Required work:
Below is a block of records: output all of them exactly and leave out the pictures.

[Extracted data entries]
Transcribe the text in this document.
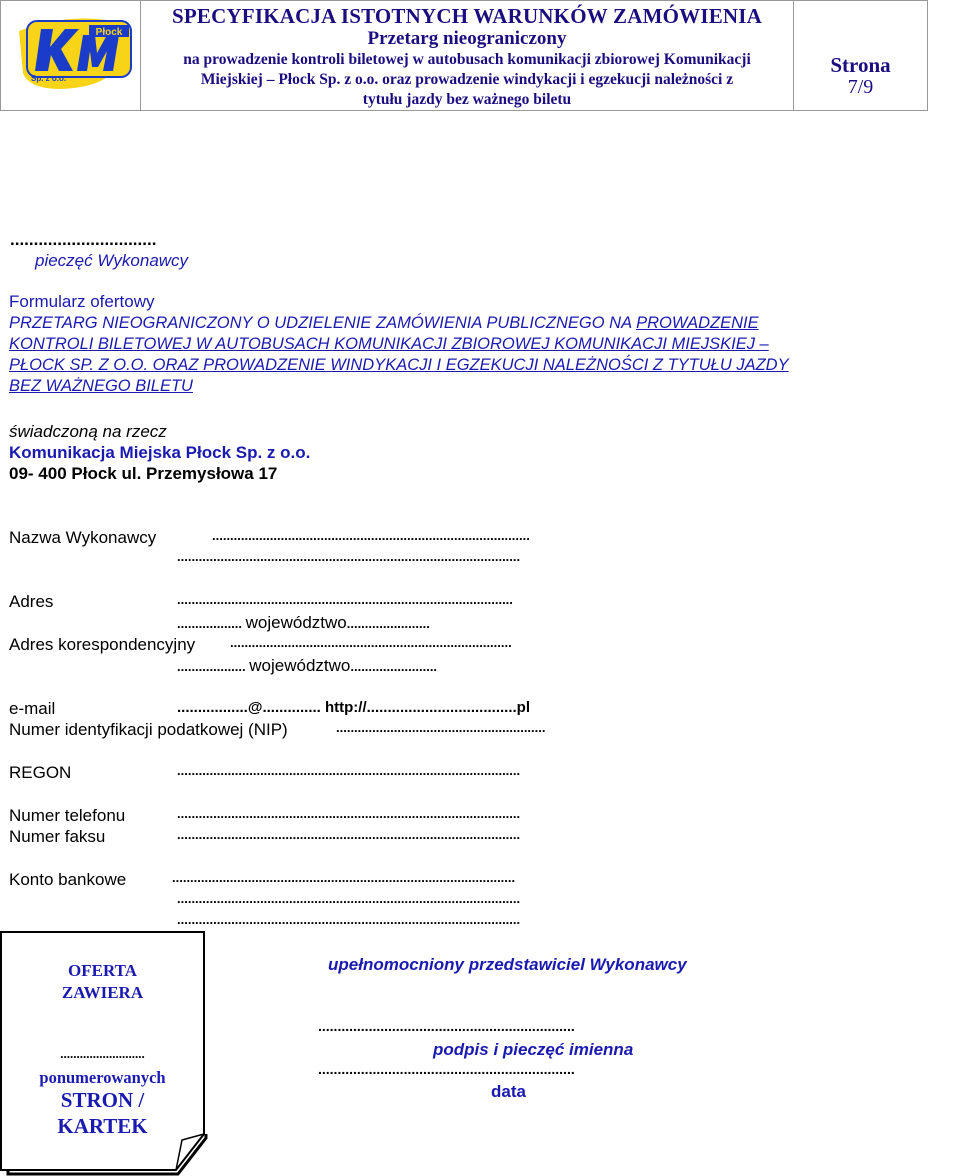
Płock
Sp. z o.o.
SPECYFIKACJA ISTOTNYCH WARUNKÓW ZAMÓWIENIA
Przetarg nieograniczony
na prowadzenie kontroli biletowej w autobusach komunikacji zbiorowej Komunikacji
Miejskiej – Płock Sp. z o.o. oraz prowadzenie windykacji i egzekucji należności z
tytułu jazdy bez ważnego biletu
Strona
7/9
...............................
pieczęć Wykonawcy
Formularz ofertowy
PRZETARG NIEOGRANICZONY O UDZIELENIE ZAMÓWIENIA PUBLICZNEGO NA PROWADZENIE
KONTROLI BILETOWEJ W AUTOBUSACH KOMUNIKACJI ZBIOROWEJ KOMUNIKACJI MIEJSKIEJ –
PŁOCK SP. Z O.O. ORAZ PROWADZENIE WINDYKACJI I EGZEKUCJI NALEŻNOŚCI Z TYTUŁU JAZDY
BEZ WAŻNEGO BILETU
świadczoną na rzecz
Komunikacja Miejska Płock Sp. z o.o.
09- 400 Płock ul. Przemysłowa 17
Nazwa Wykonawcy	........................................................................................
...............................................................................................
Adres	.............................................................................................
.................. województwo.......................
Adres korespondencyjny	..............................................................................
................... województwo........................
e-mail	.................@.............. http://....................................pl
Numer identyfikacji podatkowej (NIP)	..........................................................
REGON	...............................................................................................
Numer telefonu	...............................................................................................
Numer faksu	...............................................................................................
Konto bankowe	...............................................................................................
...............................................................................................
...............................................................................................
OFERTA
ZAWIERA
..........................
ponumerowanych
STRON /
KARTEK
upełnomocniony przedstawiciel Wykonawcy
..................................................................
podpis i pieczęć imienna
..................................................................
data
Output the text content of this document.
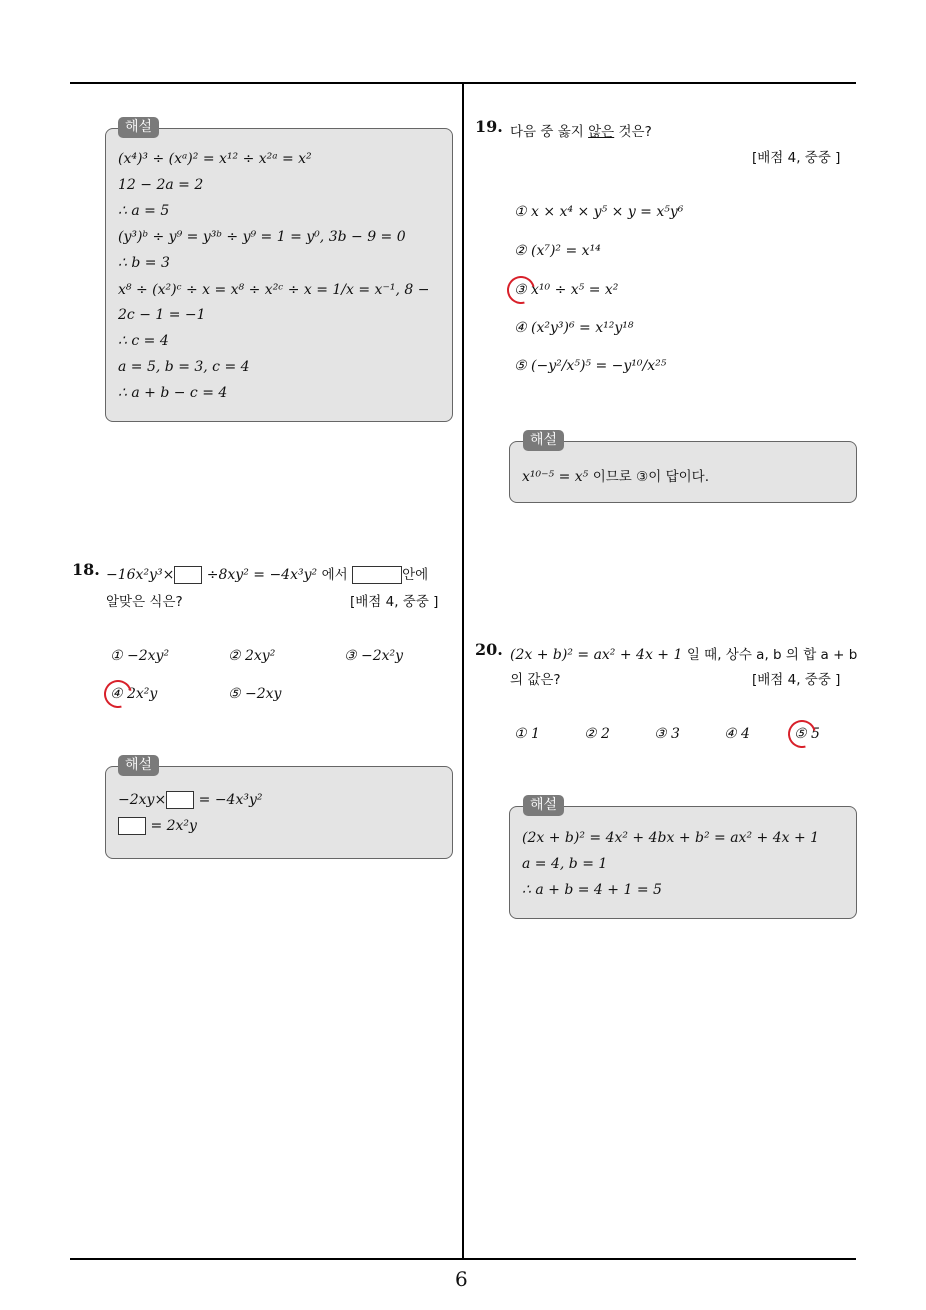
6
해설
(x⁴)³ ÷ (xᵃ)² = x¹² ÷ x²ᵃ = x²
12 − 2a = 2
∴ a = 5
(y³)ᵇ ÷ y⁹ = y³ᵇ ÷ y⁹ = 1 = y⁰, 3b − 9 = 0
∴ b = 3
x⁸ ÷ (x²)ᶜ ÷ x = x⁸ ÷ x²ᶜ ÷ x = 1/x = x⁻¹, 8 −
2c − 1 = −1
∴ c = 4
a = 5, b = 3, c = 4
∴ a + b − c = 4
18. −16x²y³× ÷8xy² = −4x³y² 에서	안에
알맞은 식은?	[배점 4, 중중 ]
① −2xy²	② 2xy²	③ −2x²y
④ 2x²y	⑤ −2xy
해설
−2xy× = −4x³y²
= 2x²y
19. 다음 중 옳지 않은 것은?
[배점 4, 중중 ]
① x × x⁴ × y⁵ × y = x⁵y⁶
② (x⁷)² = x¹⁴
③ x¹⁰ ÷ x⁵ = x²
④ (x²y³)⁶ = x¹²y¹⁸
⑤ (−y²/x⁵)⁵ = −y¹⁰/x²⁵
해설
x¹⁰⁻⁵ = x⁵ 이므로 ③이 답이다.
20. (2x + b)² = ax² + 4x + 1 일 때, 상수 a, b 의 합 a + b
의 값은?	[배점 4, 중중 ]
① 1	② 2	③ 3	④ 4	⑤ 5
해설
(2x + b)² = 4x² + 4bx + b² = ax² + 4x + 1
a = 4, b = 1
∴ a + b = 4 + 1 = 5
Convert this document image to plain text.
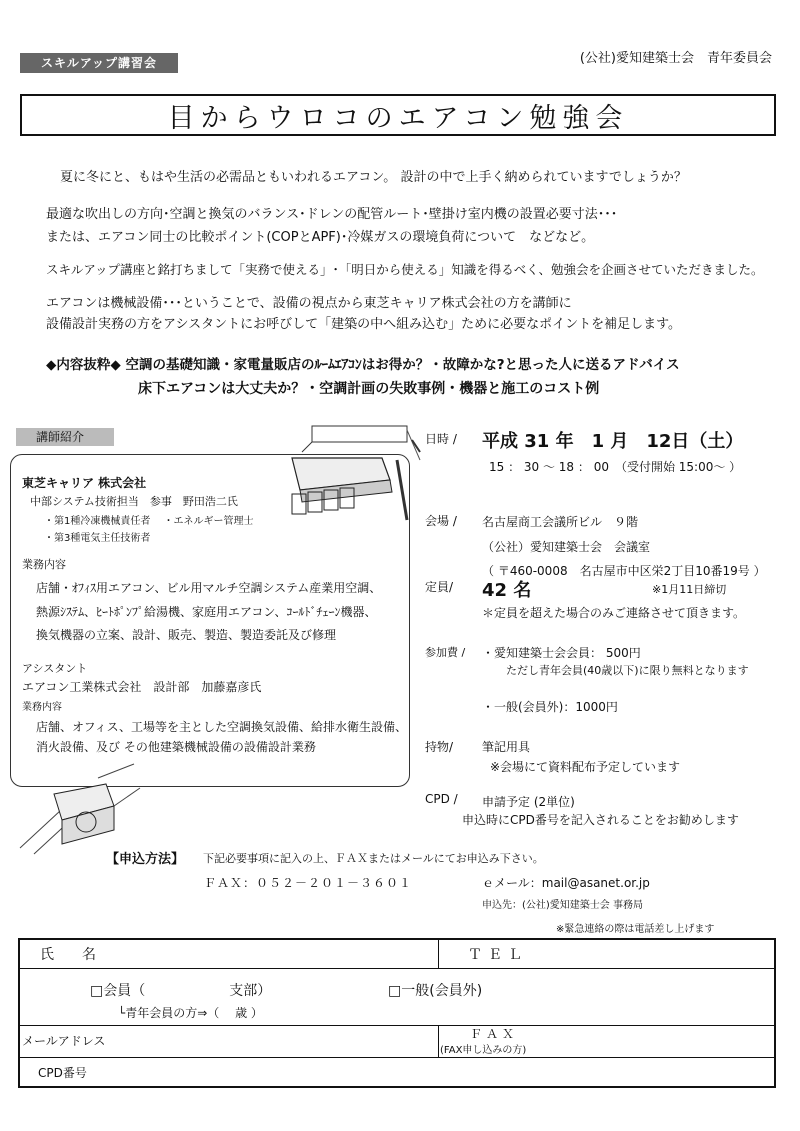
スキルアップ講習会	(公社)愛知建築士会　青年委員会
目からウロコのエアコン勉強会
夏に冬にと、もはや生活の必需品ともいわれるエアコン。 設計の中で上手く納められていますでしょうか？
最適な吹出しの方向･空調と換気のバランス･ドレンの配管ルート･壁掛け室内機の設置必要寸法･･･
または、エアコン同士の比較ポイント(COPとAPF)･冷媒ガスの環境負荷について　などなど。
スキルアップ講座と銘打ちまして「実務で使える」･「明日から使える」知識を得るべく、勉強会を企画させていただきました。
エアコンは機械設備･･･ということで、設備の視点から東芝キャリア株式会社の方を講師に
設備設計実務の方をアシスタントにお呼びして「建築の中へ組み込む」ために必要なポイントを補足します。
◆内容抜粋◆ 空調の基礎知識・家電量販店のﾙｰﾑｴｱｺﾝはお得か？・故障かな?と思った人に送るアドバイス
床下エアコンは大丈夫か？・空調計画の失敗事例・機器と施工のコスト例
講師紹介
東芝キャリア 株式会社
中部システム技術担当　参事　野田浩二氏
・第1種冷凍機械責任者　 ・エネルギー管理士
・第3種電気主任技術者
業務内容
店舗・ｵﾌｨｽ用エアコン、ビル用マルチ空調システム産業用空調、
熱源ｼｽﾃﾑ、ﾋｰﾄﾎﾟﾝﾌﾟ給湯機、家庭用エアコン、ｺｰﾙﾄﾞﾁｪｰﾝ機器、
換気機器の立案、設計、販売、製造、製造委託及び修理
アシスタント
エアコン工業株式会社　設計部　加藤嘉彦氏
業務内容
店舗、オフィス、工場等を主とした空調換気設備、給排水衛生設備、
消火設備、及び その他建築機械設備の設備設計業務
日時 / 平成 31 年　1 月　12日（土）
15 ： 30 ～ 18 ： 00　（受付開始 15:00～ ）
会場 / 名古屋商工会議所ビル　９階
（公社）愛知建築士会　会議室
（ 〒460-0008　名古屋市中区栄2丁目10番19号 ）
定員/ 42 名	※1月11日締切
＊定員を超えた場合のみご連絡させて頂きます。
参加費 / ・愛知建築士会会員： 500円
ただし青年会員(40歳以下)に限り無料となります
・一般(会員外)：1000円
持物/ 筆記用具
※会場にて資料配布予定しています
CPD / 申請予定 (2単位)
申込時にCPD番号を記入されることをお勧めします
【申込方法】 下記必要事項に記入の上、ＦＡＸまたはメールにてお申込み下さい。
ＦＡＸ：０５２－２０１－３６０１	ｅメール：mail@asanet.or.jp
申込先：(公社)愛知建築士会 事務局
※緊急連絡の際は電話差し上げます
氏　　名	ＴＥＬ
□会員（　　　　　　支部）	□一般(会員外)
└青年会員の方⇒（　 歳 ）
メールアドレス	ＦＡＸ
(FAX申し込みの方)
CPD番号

Written reply:
Transcribe the text in this document.
Płock
Sp. z o.o.
SPECYFIKACJA ISTOTNYCH WARUNKÓW ZAMÓWIENIA
Przetarg nieograniczony
na prowadzenie kontroli biletowej w autobusach komunikacji zbiorowej Komunikacji
Miejskiej – Płock Sp. z o.o. oraz prowadzenie windykacji i egzekucji należności z
tytułu jazdy bez ważnego biletu
Strona
7/9
...............................
pieczęć Wykonawcy
Formularz ofertowy
PRZETARG NIEOGRANICZONY O UDZIELENIE ZAMÓWIENIA PUBLICZNEGO NA PROWADZENIE
KONTROLI BILETOWEJ W AUTOBUSACH KOMUNIKACJI ZBIOROWEJ KOMUNIKACJI MIEJSKIEJ –
PŁOCK SP. Z O.O. ORAZ PROWADZENIE WINDYKACJI I EGZEKUCJI NALEŻNOŚCI Z TYTUŁU JAZDY
BEZ WAŻNEGO BILETU
świadczoną na rzecz
Komunikacja Miejska Płock Sp. z o.o.
09- 400 Płock ul. Przemysłowa 17
Nazwa Wykonawcy	........................................................................................
...............................................................................................
Adres	.............................................................................................
.................. województwo.......................
Adres korespondencyjny	..............................................................................
................... województwo........................
e-mail	.................@.............. http://....................................pl
Numer identyfikacji podatkowej (NIP)	..........................................................
REGON	...............................................................................................
Numer telefonu	...............................................................................................
Numer faksu	...............................................................................................
Konto bankowe	...............................................................................................
...............................................................................................
...............................................................................................
OFERTA
ZAWIERA
..........................
ponumerowanych
STRON /
KARTEK
upełnomocniony przedstawiciel Wykonawcy
..................................................................
podpis i pieczęć imienna
..................................................................
data
Output the text content of this document.
6
해설
(x⁴)³ ÷ (xᵃ)² = x¹² ÷ x²ᵃ = x²
12 − 2a = 2
∴ a = 5
(y³)ᵇ ÷ y⁹ = y³ᵇ ÷ y⁹ = 1 = y⁰, 3b − 9 = 0
∴ b = 3
x⁸ ÷ (x²)ᶜ ÷ x = x⁸ ÷ x²ᶜ ÷ x = 1/x = x⁻¹, 8 −
2c − 1 = −1
∴ c = 4
a = 5, b = 3, c = 4
∴ a + b − c = 4
18. −16x²y³× ÷8xy² = −4x³y² 에서	안에
알맞은 식은?	[배점 4, 중중 ]
① −2xy²	② 2xy²	③ −2x²y
④ 2x²y	⑤ −2xy
해설
−2xy× = −4x³y²
= 2x²y
19. 다음 중 옳지 않은 것은?
[배점 4, 중중 ]
① x × x⁴ × y⁵ × y = x⁵y⁶
② (x⁷)² = x¹⁴
③ x¹⁰ ÷ x⁵ = x²
④ (x²y³)⁶ = x¹²y¹⁸
⑤ (−y²/x⁵)⁵ = −y¹⁰/x²⁵
해설
x¹⁰⁻⁵ = x⁵ 이므로 ③이 답이다.
20. (2x + b)² = ax² + 4x + 1 일 때, 상수 a, b 의 합 a + b
의 값은?	[배점 4, 중중 ]
① 1	② 2	③ 3	④ 4	⑤ 5
해설
(2x + b)² = 4x² + 4bx + b² = ax² + 4x + 1
a = 4, b = 1
∴ a + b = 4 + 1 = 5
Convert this document image to plain text.
スキルアップ講習会	(公社)愛知建築士会　青年委員会
目からウロコのエアコン勉強会
夏に冬にと、もはや生活の必需品ともいわれるエアコン。 設計の中で上手く納められていますでしょうか？
最適な吹出しの方向･空調と換気のバランス･ドレンの配管ルート･壁掛け室内機の設置必要寸法･･･
または、エアコン同士の比較ポイント(COPとAPF)･冷媒ガスの環境負荷について　などなど。
スキルアップ講座と銘打ちまして「実務で使える」･「明日から使える」知識を得るべく、勉強会を企画させていただきました。
エアコンは機械設備･･･ということで、設備の視点から東芝キャリア株式会社の方を講師に
設備設計実務の方をアシスタントにお呼びして「建築の中へ組み込む」ために必要なポイントを補足します。
◆内容抜粋◆ 空調の基礎知識・家電量販店のﾙｰﾑｴｱｺﾝはお得か？・故障かな?と思った人に送るアドバイス
床下エアコンは大丈夫か？・空調計画の失敗事例・機器と施工のコスト例
講師紹介
東芝キャリア 株式会社
中部システム技術担当　参事　野田浩二氏
・第1種冷凍機械責任者　 ・エネルギー管理士
・第3種電気主任技術者
業務内容
店舗・ｵﾌｨｽ用エアコン、ビル用マルチ空調システム産業用空調、
熱源ｼｽﾃﾑ、ﾋｰﾄﾎﾟﾝﾌﾟ給湯機、家庭用エアコン、ｺｰﾙﾄﾞﾁｪｰﾝ機器、
換気機器の立案、設計、販売、製造、製造委託及び修理
アシスタント
エアコン工業株式会社　設計部　加藤嘉彦氏
業務内容
店舗、オフィス、工場等を主とした空調換気設備、給排水衛生設備、
消火設備、及び その他建築機械設備の設備設計業務
日時 / 平成 31 年　1 月　12日（土）
15 ： 30 ～ 18 ： 00　（受付開始 15:00～ ）
会場 / 名古屋商工会議所ビル　９階
（公社）愛知建築士会　会議室
（ 〒460-0008　名古屋市中区栄2丁目10番19号 ）
定員/ 42 名	※1月11日締切
＊定員を超えた場合のみご連絡させて頂きます。
参加費 / ・愛知建築士会会員： 500円
ただし青年会員(40歳以下)に限り無料となります
・一般(会員外)：1000円
持物/ 筆記用具
※会場にて資料配布予定しています
CPD / 申請予定 (2単位)
申込時にCPD番号を記入されることをお勧めします
【申込方法】 下記必要事項に記入の上、ＦＡＸまたはメールにてお申込み下さい。
ＦＡＸ：０５２－２０１－３６０１	ｅメール：mail@asanet.or.jp
申込先：(公社)愛知建築士会 事務局
※緊急連絡の際は電話差し上げます
氏　　名	ＴＥＬ
□会員（　　　　　　支部）	□一般(会員外)
└青年会員の方⇒（　 歳 ）
メールアドレス	ＦＡＸ
(FAX申し込みの方)
CPD番号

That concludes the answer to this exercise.